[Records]
▬▬▬▬▬▬
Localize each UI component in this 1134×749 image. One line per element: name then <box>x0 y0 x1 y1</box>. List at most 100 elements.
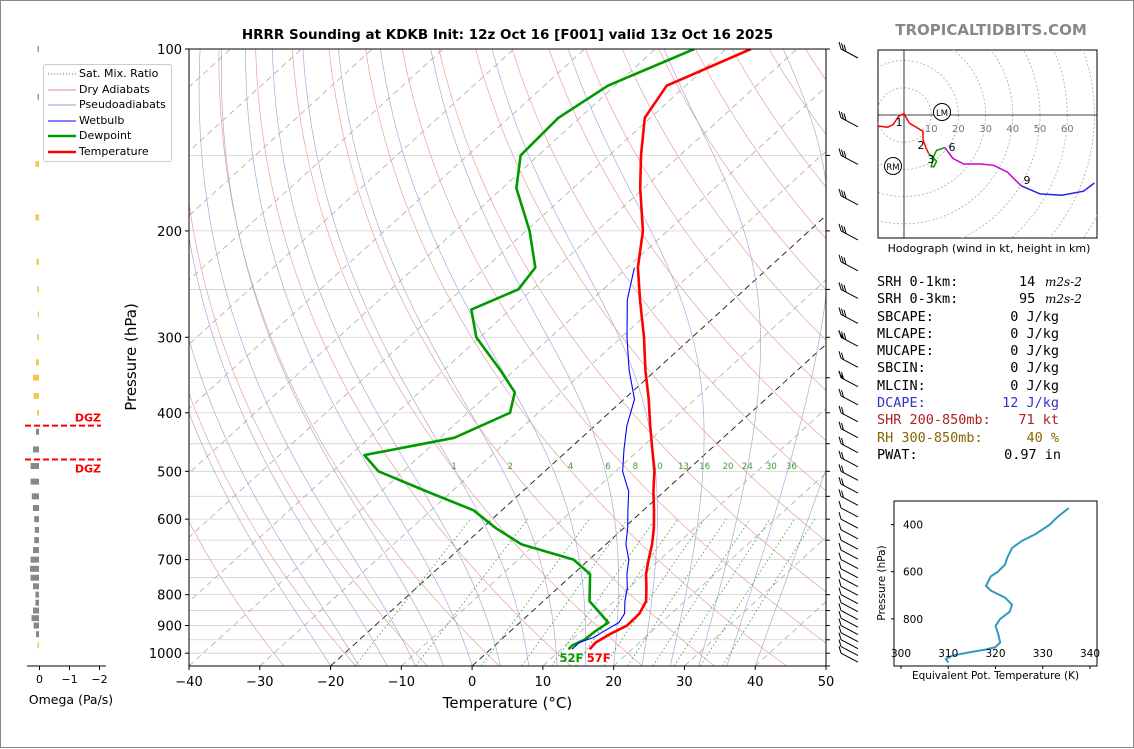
theta-e-frame <box>894 501 1097 666</box>
wind-barbs <box>838 42 858 662</box>
theta-e-y-tick-label: 600 <box>903 567 923 579</box>
legend-swatch <box>48 87 76 93</box>
param-label: SBCIN: <box>877 360 926 376</box>
omega-bar <box>33 583 39 589</box>
omega-bar <box>34 516 39 522</box>
barb-feather <box>839 189 841 196</box>
barb-staff <box>841 49 858 58</box>
y-tick-label: 400 <box>157 407 182 422</box>
rm-label: RM <box>886 163 899 173</box>
brand-watermark: TROPICALTIDBITS.COM <box>881 21 1101 39</box>
param-unit: m2s-2 <box>1045 291 1082 308</box>
barb-staff <box>841 358 858 367</box>
param-label: MLCAPE: <box>877 326 934 342</box>
mixing-ratio-label: 20 <box>723 462 734 472</box>
hodograph-caption: Hodograph (wind in kt, height in km) <box>884 242 1094 255</box>
barb-staff <box>841 262 858 271</box>
y-tick-label: 1000 <box>149 647 182 662</box>
omega-tick-label: −2 <box>91 673 107 686</box>
mixing-ratio-label: 4 <box>568 462 573 472</box>
theta-e-x-label: Equivalent Pot. Temperature (K) <box>912 670 1079 682</box>
wind-barb <box>839 523 858 539</box>
y-axis-label: Pressure (hPa) <box>122 303 140 411</box>
wind-barb <box>839 255 858 271</box>
hodograph-frame <box>878 50 1097 238</box>
mixing-ratio-label: 24 <box>742 462 753 472</box>
mixing-ratio-label: 8 <box>633 462 638 472</box>
barb-feather <box>839 451 841 458</box>
param-value: 14 <box>1019 274 1035 291</box>
y-tick-label: 100 <box>157 43 182 58</box>
wind-barb <box>839 282 858 298</box>
mixing-ratio-label: 36 <box>786 462 797 472</box>
y-tick-label: 300 <box>157 331 182 346</box>
barb-staff <box>841 540 858 549</box>
param-value: 0 J/kg <box>1010 326 1059 343</box>
x-tick-label: 10 <box>535 675 552 690</box>
barb-staff <box>841 595 858 604</box>
param-value: 0 J/kg <box>1010 309 1059 326</box>
y-tick-label: 900 <box>157 620 182 635</box>
dry-adiabat <box>329 49 715 666</box>
param-value: 40 % <box>1026 430 1059 447</box>
barb-feather <box>839 422 841 429</box>
dgz-label: DGZ <box>75 463 101 476</box>
surface-temperature-label: 57F <box>587 651 611 665</box>
dry-adiabat <box>402 49 858 666</box>
param-value: 71 kt <box>1018 412 1059 429</box>
wind-barb <box>839 512 858 528</box>
wind-barb <box>839 553 858 569</box>
barb-feather <box>839 464 841 471</box>
moist-adiabat <box>727 49 830 666</box>
omega-tick-label: 0 <box>36 673 43 686</box>
omega-bar <box>33 375 39 381</box>
barb-staff <box>841 603 858 612</box>
param-row: DCAPE:12 J/kg <box>877 395 1097 412</box>
barb-staff <box>841 155 858 164</box>
barb-feather <box>839 619 841 626</box>
dry-adiabat <box>439 49 930 666</box>
legend-label: Pseudoadiabats <box>79 98 166 111</box>
barb-feather <box>839 588 841 595</box>
x-axis-label: Temperature (°C) <box>442 694 572 712</box>
hodograph-height-label: 2 <box>918 139 925 152</box>
wind-barb <box>839 626 858 642</box>
barb-staff <box>841 337 858 346</box>
legend-item-pseudoadiabats: Pseudoadiabats <box>44 98 171 114</box>
wind-barb <box>839 451 858 467</box>
mixing-ratio-line <box>416 519 528 666</box>
legend-label: Temperature <box>79 145 149 158</box>
theta-e-y-label: Pressure (hPa) <box>876 545 888 620</box>
theta-e-x-tick-label: 340 <box>1080 648 1100 660</box>
legend-label: Dewpoint <box>79 129 131 142</box>
barb-staff <box>841 611 858 620</box>
omega-bar <box>33 547 39 553</box>
skewt-frame <box>189 49 826 666</box>
wind-barb <box>839 148 858 164</box>
x-tick-label: 30 <box>676 675 693 690</box>
legend-item-dry-adiabats: Dry Adiabats <box>44 83 171 99</box>
barb-staff <box>841 569 858 578</box>
legend-label: Sat. Mix. Ratio <box>79 67 158 80</box>
x-tick-label: 20 <box>605 675 622 690</box>
x-tick-label: −20 <box>317 675 344 690</box>
barb-feather <box>839 489 841 496</box>
dgz-label: DGZ <box>75 412 101 425</box>
moist-adiabat <box>339 49 558 666</box>
hodograph-ring-label: 50 <box>1034 124 1047 135</box>
moist-adiabat <box>664 49 761 666</box>
param-row: MLCAPE: 0 J/kg <box>877 326 1097 343</box>
barb-feather <box>839 533 841 540</box>
y-tick-label: 200 <box>157 225 182 240</box>
x-tick-label: −30 <box>246 675 273 690</box>
param-label: MLCIN: <box>877 378 926 394</box>
param-label: DCAPE: <box>877 395 926 411</box>
wind-barb <box>839 389 858 405</box>
x-tick-label: −40 <box>175 675 202 690</box>
barb-staff <box>841 578 858 587</box>
omega-bar <box>34 537 39 543</box>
▬▬▬▬▬▬
▶ Problem requirements:
Copy every line of the data above word for word, leaving out the pictures.

▶ Solution to the exercise:
Localize each UI component in this 1134×749 image. One line per element: name then <box>x0 y0 x1 y1</box>. List at most 100 elements.
theta-e-frame <box>894 501 1097 666</box>
wind-barbs <box>838 42 858 662</box>
theta-e-y-tick-label: 600 <box>903 567 923 579</box>
legend-swatch <box>48 87 76 93</box>
param-label: SBCIN: <box>877 360 926 376</box>
omega-bar <box>33 583 39 589</box>
omega-bar <box>34 516 39 522</box>
barb-feather <box>839 189 841 196</box>
barb-staff <box>841 49 858 58</box>
y-tick-label: 400 <box>157 407 182 422</box>
rm-label: RM <box>886 163 899 173</box>
brand-watermark: TROPICALTIDBITS.COM <box>881 21 1101 39</box>
param-unit: m2s-2 <box>1045 291 1082 308</box>
barb-staff <box>841 358 858 367</box>
param-label: MLCAPE: <box>877 326 934 342</box>
mixing-ratio-label: 20 <box>723 462 734 472</box>
hodograph-caption: Hodograph (wind in kt, height in km) <box>884 242 1094 255</box>
barb-staff <box>841 262 858 271</box>
y-tick-label: 1000 <box>149 647 182 662</box>
omega-tick-label: −2 <box>91 673 107 686</box>
mixing-ratio-label: 4 <box>568 462 573 472</box>
theta-e-x-label: Equivalent Pot. Temperature (K) <box>912 670 1079 682</box>
wind-barb <box>839 523 858 539</box>
y-axis-label: Pressure (hPa) <box>122 303 140 411</box>
wind-barb <box>839 255 858 271</box>
hodograph-frame <box>878 50 1097 238</box>
mixing-ratio-label: 24 <box>742 462 753 472</box>
mixing-ratio-label: 8 <box>633 462 638 472</box>
barb-feather <box>839 451 841 458</box>
param-value: 14 <box>1019 274 1035 291</box>
y-tick-label: 100 <box>157 43 182 58</box>
wind-barb <box>839 282 858 298</box>
mixing-ratio-label: 36 <box>786 462 797 472</box>
y-tick-label: 300 <box>157 331 182 346</box>
barb-staff <box>841 540 858 549</box>
param-value: 0 J/kg <box>1010 326 1059 343</box>
x-tick-label: 10 <box>535 675 552 690</box>
barb-staff <box>841 595 858 604</box>
param-value: 0 J/kg <box>1010 309 1059 326</box>
y-tick-label: 900 <box>157 620 182 635</box>
dry-adiabat <box>329 49 715 666</box>
param-value: 40 % <box>1026 430 1059 447</box>
barb-feather <box>839 422 841 429</box>
dgz-label: DGZ <box>75 463 101 476</box>
surface-temperature-label: 57F <box>587 651 611 665</box>
dry-adiabat <box>402 49 858 666</box>
param-value: 71 kt <box>1018 412 1059 429</box>
wind-barb <box>839 512 858 528</box>
wind-barb <box>839 553 858 569</box>
barb-feather <box>839 464 841 471</box>
moist-adiabat <box>727 49 830 666</box>
omega-tick-label: 0 <box>36 673 43 686</box>
omega-bar <box>33 375 39 381</box>
barb-staff <box>841 603 858 612</box>
param-row: DCAPE:12 J/kg <box>877 395 1097 412</box>
barb-staff <box>841 155 858 164</box>
barb-feather <box>839 619 841 626</box>
dry-adiabat <box>439 49 930 666</box>
legend-label: Pseudoadiabats <box>79 98 166 111</box>
barb-feather <box>839 588 841 595</box>
x-axis-label: Temperature (°C) <box>442 694 572 712</box>
hodograph-height-label: 2 <box>918 139 925 152</box>
wind-barb <box>839 626 858 642</box>
barb-staff <box>841 337 858 346</box>
legend-item-pseudoadiabats: Pseudoadiabats <box>44 98 171 114</box>
wind-barb <box>839 451 858 467</box>
mixing-ratio-line <box>416 519 528 666</box>
legend-label: Temperature <box>79 145 149 158</box>
theta-e-y-label: Pressure (hPa) <box>876 545 888 620</box>
theta-e-x-tick-label: 340 <box>1080 648 1100 660</box>
legend-label: Dewpoint <box>79 129 131 142</box>
barb-staff <box>841 611 858 620</box>
omega-bar <box>33 547 39 553</box>
skewt-frame <box>189 49 826 666</box>
wind-barb <box>839 148 858 164</box>
x-tick-label: 30 <box>676 675 693 690</box>
legend-item-dry-adiabats: Dry Adiabats <box>44 83 171 99</box>
barb-staff <box>841 569 858 578</box>
legend-label: Sat. Mix. Ratio <box>79 67 158 80</box>
x-tick-label: 20 <box>605 675 622 690</box>
x-tick-label: −20 <box>317 675 344 690</box>
barb-feather <box>839 489 841 496</box>
dgz-label: DGZ <box>75 412 101 425</box>
moist-adiabat <box>339 49 558 666</box>
hodograph-ring-label: 50 <box>1034 124 1047 135</box>
moist-adiabat <box>664 49 761 666</box>
param-row: MLCAPE: 0 J/kg <box>877 326 1097 343</box>
barb-feather <box>839 533 841 540</box>
y-tick-label: 200 <box>157 225 182 240</box>
x-tick-label: −30 <box>246 675 273 690</box>
param-label: MLCIN: <box>877 378 926 394</box>
param-label: DCAPE: <box>877 395 926 411</box>
wind-barb <box>839 389 858 405</box>
x-tick-label: −40 <box>175 675 202 690</box>
barb-staff <box>841 578 858 587</box>
omega-bar <box>34 537 39 543</box>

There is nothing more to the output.